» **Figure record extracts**
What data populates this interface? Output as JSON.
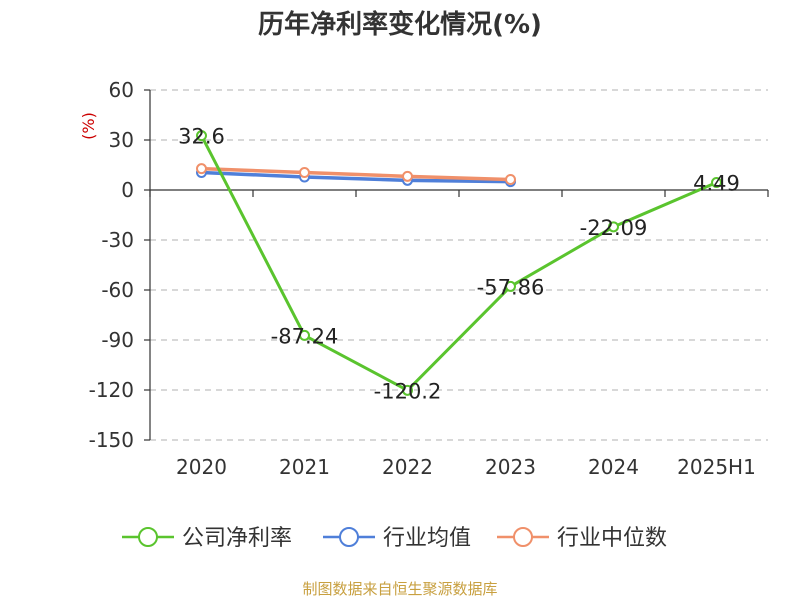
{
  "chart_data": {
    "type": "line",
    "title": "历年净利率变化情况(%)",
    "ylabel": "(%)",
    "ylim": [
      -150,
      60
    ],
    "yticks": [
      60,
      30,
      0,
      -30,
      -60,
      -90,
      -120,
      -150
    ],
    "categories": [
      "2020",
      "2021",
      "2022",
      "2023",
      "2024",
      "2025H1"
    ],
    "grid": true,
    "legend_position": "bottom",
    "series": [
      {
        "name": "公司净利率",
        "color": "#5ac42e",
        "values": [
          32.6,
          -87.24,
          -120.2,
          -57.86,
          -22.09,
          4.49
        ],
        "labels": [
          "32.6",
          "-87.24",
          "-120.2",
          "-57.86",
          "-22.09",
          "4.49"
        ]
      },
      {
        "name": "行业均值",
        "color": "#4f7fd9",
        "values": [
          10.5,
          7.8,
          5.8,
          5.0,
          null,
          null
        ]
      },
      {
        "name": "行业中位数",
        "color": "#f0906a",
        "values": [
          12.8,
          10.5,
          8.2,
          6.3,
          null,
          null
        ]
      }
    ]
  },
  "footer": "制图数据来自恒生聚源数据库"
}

» **Written problem**
Write out every line above exactly as it is, leaving out the pictures.

» **Response to this exercise**
What data populates this interface? Output as JSON.
{
  "chart_data": {
    "type": "line",
    "title": "历年净利率变化情况(%)",
    "ylabel": "(%)",
    "ylim": [
      -150,
      60
    ],
    "yticks": [
      60,
      30,
      0,
      -30,
      -60,
      -90,
      -120,
      -150
    ],
    "categories": [
      "2020",
      "2021",
      "2022",
      "2023",
      "2024",
      "2025H1"
    ],
    "grid": true,
    "legend_position": "bottom",
    "series": [
      {
        "name": "公司净利率",
        "color": "#5ac42e",
        "values": [
          32.6,
          -87.24,
          -120.2,
          -57.86,
          -22.09,
          4.49
        ],
        "labels": [
          "32.6",
          "-87.24",
          "-120.2",
          "-57.86",
          "-22.09",
          "4.49"
        ]
      },
      {
        "name": "行业均值",
        "color": "#4f7fd9",
        "values": [
          10.5,
          7.8,
          5.8,
          5.0,
          null,
          null
        ]
      },
      {
        "name": "行业中位数",
        "color": "#f0906a",
        "values": [
          12.8,
          10.5,
          8.2,
          6.3,
          null,
          null
        ]
      }
    ]
  },
  "footer": "制图数据来自恒生聚源数据库"
}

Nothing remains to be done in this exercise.